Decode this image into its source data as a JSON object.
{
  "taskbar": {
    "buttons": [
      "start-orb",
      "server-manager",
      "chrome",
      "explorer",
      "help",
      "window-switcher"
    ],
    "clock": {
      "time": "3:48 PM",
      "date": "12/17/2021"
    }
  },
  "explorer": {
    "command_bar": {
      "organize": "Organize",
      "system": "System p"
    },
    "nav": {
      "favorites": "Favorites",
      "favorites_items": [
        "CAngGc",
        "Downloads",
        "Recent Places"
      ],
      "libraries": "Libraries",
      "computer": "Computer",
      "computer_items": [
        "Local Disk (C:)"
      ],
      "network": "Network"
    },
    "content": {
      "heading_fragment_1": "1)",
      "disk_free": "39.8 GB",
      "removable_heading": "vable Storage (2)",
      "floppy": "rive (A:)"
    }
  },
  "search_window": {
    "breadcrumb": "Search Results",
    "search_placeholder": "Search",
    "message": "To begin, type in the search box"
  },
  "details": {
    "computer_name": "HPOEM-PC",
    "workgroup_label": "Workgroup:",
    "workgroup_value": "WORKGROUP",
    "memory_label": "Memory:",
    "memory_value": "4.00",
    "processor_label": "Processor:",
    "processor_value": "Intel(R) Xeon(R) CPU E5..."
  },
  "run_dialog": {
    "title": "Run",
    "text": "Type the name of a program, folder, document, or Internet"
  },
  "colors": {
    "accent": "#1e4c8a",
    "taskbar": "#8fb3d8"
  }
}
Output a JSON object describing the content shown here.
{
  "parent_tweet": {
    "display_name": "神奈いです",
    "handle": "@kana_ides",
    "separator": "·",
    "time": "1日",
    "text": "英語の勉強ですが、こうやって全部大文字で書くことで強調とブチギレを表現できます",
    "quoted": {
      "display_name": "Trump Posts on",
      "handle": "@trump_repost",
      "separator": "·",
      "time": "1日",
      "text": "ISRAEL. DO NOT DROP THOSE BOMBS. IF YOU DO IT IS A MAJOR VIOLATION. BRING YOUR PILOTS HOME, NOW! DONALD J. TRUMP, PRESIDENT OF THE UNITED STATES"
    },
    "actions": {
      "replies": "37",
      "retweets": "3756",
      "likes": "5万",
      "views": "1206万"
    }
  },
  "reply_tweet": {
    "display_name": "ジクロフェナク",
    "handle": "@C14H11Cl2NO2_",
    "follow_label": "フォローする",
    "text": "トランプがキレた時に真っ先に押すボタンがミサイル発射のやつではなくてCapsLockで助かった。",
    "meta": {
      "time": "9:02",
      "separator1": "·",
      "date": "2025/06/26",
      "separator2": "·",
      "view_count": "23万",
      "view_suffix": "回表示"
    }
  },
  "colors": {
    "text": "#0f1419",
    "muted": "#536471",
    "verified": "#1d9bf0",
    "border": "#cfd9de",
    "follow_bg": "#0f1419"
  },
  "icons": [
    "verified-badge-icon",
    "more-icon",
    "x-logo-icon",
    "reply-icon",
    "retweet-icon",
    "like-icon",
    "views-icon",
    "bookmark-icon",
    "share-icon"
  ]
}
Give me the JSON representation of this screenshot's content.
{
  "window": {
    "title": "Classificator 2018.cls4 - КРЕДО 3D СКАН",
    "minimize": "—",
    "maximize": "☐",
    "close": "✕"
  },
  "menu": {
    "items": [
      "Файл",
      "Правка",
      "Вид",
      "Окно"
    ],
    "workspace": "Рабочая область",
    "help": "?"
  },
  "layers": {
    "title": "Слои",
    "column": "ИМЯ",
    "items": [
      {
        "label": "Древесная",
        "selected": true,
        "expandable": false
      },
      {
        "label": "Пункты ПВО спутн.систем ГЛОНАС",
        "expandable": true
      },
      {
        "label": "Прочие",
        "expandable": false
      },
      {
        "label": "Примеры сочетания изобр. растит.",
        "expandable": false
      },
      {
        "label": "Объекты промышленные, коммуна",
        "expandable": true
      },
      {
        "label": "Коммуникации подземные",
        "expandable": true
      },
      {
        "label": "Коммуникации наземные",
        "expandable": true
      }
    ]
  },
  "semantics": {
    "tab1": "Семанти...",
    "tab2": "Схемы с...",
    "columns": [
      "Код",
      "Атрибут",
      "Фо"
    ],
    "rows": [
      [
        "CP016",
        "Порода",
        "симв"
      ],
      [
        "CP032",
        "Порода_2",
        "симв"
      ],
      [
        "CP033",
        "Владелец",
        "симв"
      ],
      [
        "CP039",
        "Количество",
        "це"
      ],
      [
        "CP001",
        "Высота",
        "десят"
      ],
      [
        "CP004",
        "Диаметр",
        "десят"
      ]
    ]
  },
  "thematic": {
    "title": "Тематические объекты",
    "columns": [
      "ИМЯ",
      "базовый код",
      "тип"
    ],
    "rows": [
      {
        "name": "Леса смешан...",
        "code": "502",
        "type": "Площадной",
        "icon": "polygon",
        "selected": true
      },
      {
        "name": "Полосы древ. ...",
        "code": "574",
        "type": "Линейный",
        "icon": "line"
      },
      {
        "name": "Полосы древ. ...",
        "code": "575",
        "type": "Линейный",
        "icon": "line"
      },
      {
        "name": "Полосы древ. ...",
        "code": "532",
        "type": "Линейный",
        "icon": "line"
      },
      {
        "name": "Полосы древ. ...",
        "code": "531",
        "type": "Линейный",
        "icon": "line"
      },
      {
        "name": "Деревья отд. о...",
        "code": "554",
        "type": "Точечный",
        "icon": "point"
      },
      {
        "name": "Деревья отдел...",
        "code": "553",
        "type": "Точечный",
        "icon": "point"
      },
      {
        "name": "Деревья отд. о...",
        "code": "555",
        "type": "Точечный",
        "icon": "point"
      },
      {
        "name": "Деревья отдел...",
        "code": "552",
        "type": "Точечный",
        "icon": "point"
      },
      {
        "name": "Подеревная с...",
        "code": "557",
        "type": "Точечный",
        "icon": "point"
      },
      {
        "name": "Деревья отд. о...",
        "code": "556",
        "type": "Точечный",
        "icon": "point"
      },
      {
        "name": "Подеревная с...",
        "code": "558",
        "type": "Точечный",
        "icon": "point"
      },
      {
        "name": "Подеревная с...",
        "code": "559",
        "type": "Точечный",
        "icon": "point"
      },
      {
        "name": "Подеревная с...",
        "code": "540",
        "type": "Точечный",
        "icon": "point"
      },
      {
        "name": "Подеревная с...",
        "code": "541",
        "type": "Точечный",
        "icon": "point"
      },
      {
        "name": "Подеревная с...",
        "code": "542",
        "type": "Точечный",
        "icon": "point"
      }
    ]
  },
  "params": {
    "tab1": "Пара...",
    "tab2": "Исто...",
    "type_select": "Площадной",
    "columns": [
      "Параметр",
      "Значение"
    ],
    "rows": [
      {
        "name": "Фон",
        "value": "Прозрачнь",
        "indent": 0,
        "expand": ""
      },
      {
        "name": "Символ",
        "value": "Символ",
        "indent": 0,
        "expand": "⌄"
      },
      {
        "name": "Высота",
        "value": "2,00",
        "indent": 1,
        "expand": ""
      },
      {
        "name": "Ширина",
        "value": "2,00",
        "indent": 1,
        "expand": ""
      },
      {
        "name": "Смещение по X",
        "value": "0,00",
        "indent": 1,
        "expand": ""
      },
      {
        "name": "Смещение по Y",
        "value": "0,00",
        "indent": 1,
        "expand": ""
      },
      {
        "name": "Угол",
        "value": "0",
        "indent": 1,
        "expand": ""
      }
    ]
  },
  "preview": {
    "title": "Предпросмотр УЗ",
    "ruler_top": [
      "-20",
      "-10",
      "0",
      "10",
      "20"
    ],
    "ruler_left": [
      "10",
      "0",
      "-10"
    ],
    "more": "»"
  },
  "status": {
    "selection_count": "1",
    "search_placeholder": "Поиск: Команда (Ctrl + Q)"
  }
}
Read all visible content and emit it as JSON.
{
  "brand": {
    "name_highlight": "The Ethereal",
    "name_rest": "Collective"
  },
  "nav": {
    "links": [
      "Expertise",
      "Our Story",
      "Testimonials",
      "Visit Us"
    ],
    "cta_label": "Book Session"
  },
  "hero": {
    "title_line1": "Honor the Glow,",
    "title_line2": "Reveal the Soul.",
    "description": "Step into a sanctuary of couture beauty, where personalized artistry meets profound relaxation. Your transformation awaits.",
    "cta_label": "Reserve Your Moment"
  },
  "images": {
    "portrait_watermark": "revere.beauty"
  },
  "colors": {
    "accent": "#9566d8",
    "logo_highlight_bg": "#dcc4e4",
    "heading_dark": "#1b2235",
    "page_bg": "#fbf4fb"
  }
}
━━━━━━━━━━━━━━━━━━━━
* [Written task]
Look through the entries above and report each line where the string "Площадной" occurs.

* [Written response]
        "type": "Площадной",
    "type_select": "Площадной",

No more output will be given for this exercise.